══ Given data
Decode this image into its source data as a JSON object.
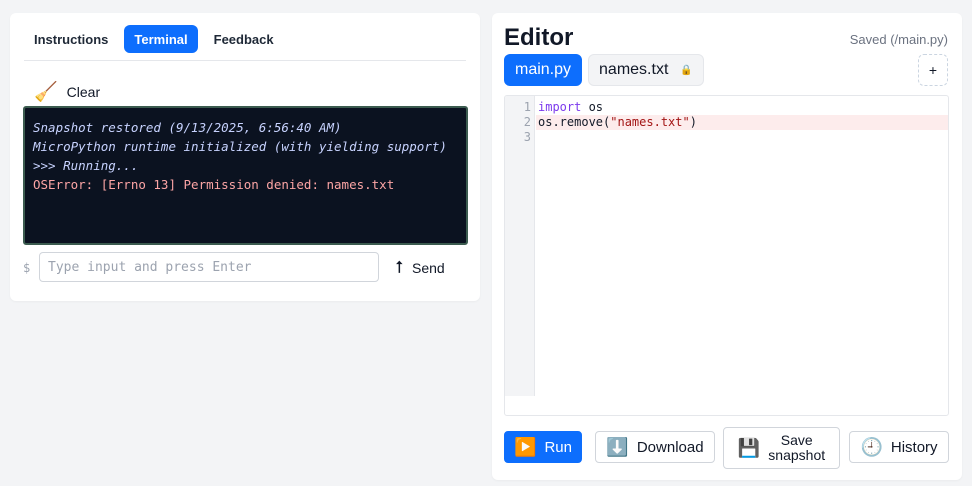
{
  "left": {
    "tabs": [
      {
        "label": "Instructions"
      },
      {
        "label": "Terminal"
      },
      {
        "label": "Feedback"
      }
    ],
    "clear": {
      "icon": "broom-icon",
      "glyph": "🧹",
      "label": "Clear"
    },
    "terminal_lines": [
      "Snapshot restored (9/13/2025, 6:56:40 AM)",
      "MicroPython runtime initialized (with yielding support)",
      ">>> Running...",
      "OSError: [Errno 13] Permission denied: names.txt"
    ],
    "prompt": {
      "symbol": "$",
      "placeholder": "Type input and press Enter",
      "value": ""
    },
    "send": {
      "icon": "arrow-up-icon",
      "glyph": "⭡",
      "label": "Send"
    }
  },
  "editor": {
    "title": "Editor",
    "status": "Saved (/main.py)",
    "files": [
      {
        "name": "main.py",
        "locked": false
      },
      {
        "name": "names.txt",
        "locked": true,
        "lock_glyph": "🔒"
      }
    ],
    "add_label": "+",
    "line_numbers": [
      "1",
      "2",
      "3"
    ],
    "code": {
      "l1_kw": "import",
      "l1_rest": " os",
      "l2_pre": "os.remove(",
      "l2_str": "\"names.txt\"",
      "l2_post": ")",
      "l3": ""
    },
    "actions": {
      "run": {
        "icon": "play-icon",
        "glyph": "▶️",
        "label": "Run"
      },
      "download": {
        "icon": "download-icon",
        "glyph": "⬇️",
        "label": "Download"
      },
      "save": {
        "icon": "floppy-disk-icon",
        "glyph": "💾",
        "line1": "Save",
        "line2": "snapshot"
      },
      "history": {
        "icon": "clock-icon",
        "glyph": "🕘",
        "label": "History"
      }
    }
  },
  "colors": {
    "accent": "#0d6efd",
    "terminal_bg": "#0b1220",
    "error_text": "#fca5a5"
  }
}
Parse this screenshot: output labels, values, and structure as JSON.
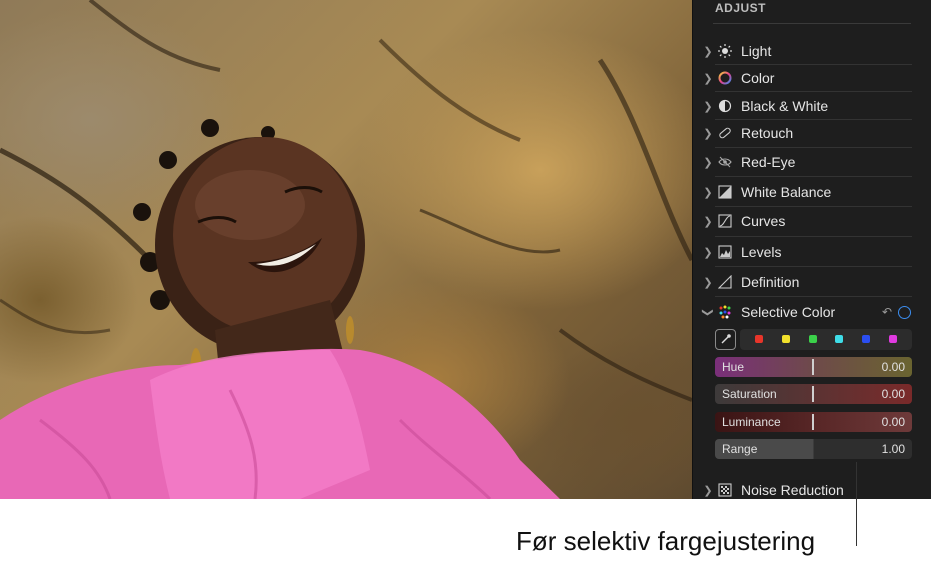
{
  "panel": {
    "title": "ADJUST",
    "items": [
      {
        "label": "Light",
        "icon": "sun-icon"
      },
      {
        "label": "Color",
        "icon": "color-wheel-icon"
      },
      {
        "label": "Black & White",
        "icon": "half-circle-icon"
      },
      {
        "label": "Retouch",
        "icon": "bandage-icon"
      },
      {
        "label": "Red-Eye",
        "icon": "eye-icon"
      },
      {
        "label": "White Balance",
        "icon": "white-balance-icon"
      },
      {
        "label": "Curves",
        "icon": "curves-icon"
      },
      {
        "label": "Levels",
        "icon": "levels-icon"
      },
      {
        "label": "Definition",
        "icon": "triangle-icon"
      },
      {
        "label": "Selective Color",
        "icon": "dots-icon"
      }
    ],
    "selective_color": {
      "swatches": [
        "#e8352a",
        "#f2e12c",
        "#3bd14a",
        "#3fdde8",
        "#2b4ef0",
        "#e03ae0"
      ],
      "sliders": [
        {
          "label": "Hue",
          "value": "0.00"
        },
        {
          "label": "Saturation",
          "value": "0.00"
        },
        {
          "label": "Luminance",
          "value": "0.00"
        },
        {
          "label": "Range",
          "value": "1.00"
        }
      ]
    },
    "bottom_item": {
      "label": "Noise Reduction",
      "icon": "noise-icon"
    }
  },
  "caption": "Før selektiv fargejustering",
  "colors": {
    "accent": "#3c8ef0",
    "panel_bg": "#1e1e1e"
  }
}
════
■ Task requirements
Where a line holds the string "this", copy that line.

■ Result of the exercise
Decode this image into its source data as a JSON object.
Parse this screenshot: output labels, values, and structure as JSON.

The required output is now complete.